Work out the number of lines with the word "sauce" in the material below, then reply with that number only.

══════════

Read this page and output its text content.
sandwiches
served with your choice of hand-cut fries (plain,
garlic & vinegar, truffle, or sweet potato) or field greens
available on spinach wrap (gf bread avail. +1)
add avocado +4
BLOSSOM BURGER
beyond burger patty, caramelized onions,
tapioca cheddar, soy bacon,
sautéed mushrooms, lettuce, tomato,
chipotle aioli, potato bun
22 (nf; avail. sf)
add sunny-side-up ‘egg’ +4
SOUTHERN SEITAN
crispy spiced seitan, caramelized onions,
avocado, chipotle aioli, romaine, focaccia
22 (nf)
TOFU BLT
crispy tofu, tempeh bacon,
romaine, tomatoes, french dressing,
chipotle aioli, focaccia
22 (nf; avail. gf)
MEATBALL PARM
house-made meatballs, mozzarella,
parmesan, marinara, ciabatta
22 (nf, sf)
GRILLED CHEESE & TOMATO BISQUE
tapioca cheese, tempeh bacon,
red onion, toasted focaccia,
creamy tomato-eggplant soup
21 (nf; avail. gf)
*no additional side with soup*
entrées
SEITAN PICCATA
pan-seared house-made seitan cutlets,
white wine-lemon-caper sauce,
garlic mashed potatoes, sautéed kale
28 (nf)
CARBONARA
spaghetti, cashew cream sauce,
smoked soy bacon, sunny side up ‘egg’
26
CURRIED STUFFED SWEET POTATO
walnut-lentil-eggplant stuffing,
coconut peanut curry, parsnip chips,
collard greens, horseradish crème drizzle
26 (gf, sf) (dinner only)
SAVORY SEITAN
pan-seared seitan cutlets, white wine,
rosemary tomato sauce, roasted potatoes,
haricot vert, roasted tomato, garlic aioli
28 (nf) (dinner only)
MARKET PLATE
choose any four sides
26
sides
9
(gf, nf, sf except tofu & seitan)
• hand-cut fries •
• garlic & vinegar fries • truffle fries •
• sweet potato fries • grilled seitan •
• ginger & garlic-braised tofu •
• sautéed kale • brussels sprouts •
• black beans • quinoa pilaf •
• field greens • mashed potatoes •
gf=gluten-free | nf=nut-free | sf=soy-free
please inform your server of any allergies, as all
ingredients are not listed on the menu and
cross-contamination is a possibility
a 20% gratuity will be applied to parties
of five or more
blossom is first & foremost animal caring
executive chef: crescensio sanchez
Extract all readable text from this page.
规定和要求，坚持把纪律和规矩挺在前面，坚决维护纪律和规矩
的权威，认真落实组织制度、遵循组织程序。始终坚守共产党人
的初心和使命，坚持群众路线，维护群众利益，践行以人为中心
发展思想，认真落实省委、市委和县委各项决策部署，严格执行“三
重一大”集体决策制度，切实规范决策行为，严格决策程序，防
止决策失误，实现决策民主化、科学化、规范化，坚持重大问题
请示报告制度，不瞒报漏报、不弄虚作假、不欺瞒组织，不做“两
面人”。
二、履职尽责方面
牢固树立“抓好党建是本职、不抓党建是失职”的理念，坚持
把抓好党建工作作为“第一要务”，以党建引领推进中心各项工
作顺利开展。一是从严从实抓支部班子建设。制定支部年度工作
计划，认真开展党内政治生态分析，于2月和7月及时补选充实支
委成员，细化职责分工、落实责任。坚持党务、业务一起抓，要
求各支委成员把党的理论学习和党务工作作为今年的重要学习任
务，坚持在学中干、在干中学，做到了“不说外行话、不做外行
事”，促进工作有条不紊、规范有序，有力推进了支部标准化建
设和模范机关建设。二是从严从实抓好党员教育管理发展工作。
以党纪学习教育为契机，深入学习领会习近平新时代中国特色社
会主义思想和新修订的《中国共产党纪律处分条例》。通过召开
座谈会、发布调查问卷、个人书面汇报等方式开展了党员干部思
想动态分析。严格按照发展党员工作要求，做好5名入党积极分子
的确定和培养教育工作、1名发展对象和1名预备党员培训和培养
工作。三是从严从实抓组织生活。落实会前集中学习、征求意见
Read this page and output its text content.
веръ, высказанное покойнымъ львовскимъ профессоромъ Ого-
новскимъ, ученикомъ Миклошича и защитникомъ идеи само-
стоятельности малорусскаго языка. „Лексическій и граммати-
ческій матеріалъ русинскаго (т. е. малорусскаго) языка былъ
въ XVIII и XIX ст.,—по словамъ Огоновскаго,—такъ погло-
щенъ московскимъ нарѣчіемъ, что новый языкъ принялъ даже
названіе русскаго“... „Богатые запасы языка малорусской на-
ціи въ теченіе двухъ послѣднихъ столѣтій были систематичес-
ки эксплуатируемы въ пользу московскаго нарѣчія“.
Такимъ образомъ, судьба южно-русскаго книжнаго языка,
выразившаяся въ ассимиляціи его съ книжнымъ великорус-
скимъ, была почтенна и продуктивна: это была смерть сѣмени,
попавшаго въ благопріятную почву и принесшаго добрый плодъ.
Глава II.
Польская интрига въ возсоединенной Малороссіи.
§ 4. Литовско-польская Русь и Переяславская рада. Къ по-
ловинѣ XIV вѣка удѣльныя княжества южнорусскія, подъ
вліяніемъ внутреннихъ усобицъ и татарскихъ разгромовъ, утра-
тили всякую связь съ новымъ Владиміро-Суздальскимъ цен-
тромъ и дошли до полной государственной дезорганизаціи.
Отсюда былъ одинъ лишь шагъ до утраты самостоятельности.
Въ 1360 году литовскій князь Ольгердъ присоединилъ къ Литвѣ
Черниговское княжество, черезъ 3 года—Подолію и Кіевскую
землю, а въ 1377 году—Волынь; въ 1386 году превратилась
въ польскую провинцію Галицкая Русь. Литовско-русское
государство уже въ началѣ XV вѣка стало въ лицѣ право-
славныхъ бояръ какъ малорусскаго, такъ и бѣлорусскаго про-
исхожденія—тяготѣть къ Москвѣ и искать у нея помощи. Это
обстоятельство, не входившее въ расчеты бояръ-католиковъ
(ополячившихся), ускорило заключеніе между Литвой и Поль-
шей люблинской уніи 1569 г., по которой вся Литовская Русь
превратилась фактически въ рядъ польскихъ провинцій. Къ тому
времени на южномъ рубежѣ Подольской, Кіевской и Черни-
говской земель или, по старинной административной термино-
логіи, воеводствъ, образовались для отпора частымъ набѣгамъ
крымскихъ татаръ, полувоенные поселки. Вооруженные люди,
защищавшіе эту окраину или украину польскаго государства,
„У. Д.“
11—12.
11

══════════

#### ANSWER TO THE EXERCISE:
3